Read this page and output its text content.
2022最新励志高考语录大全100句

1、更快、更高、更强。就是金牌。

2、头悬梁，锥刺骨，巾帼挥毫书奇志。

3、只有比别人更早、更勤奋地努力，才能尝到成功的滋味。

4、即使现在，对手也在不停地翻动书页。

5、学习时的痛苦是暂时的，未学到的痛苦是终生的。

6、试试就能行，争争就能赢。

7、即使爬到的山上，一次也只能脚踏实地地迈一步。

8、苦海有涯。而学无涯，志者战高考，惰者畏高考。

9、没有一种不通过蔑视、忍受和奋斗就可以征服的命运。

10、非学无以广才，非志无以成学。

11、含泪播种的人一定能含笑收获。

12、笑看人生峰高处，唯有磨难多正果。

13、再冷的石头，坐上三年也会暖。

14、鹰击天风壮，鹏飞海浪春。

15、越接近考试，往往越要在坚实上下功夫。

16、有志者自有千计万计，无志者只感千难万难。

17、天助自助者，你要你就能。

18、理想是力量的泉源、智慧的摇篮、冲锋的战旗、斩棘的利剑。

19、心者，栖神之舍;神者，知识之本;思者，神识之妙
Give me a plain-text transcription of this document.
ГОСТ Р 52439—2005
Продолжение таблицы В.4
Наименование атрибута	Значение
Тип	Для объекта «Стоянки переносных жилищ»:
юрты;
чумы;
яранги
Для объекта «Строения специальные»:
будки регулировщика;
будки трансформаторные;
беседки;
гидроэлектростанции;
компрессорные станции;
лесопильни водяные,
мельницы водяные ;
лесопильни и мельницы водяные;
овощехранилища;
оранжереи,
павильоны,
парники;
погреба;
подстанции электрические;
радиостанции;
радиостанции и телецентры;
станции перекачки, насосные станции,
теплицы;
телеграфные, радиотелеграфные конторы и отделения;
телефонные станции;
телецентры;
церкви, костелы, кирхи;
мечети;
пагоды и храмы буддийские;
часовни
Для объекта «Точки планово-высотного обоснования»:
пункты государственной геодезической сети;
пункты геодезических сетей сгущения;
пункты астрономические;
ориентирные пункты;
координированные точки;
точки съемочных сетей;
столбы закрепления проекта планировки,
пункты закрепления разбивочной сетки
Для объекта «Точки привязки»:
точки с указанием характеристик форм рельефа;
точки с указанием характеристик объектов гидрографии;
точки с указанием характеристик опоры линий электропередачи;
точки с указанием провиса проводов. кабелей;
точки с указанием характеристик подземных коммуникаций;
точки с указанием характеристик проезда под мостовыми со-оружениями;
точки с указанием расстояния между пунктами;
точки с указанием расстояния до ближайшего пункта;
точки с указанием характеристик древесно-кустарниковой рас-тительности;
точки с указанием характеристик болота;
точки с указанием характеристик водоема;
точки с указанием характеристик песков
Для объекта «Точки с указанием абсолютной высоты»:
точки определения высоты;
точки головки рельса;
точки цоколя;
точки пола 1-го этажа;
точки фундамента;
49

- - -

Exercise goal
Print the material once more, exactly.

Expected answer
Read this page and output its text content.
2022最新励志高考语录大全100句

1、更快、更高、更强。就是金牌。

2、头悬梁，锥刺骨，巾帼挥毫书奇志。

3、只有比别人更早、更勤奋地努力，才能尝到成功的滋味。

4、即使现在，对手也在不停地翻动书页。

5、学习时的痛苦是暂时的，未学到的痛苦是终生的。

6、试试就能行，争争就能赢。

7、即使爬到的山上，一次也只能脚踏实地地迈一步。

8、苦海有涯。而学无涯，志者战高考，惰者畏高考。

9、没有一种不通过蔑视、忍受和奋斗就可以征服的命运。

10、非学无以广才，非志无以成学。

11、含泪播种的人一定能含笑收获。

12、笑看人生峰高处，唯有磨难多正果。

13、再冷的石头，坐上三年也会暖。

14、鹰击天风壮，鹏飞海浪春。

15、越接近考试，往往越要在坚实上下功夫。

16、有志者自有千计万计，无志者只感千难万难。

17、天助自助者，你要你就能。

18、理想是力量的泉源、智慧的摇篮、冲锋的战旗、斩棘的利剑。

19、心者，栖神之舍;神者，知识之本;思者，神识之妙
Give me a plain-text transcription of this document.
ГОСТ Р 52439—2005
Продолжение таблицы В.4
Наименование атрибута	Значение
Тип	Для объекта «Стоянки переносных жилищ»:
юрты;
чумы;
яранги
Для объекта «Строения специальные»:
будки регулировщика;
будки трансформаторные;
беседки;
гидроэлектростанции;
компрессорные станции;
лесопильни водяные,
мельницы водяные ;
лесопильни и мельницы водяные;
овощехранилища;
оранжереи,
павильоны,
парники;
погреба;
подстанции электрические;
радиостанции;
радиостанции и телецентры;
станции перекачки, насосные станции,
теплицы;
телеграфные, радиотелеграфные конторы и отделения;
телефонные станции;
телецентры;
церкви, костелы, кирхи;
мечети;
пагоды и храмы буддийские;
часовни
Для объекта «Точки планово-высотного обоснования»:
пункты государственной геодезической сети;
пункты геодезических сетей сгущения;
пункты астрономические;
ориентирные пункты;
координированные точки;
точки съемочных сетей;
столбы закрепления проекта планировки,
пункты закрепления разбивочной сетки
Для объекта «Точки привязки»:
точки с указанием характеристик форм рельефа;
точки с указанием характеристик объектов гидрографии;
точки с указанием характеристик опоры линий электропередачи;
точки с указанием провиса проводов. кабелей;
точки с указанием характеристик подземных коммуникаций;
точки с указанием характеристик проезда под мостовыми со-оружениями;
точки с указанием расстояния между пунктами;
точки с указанием расстояния до ближайшего пункта;
точки с указанием характеристик древесно-кустарниковой рас-тительности;
точки с указанием характеристик болота;
точки с указанием характеристик водоема;
точки с указанием характеристик песков
Для объекта «Точки с указанием абсолютной высоты»:
точки определения высоты;
точки головки рельса;
точки цоколя;
точки пола 1-го этажа;
точки фундамента;
49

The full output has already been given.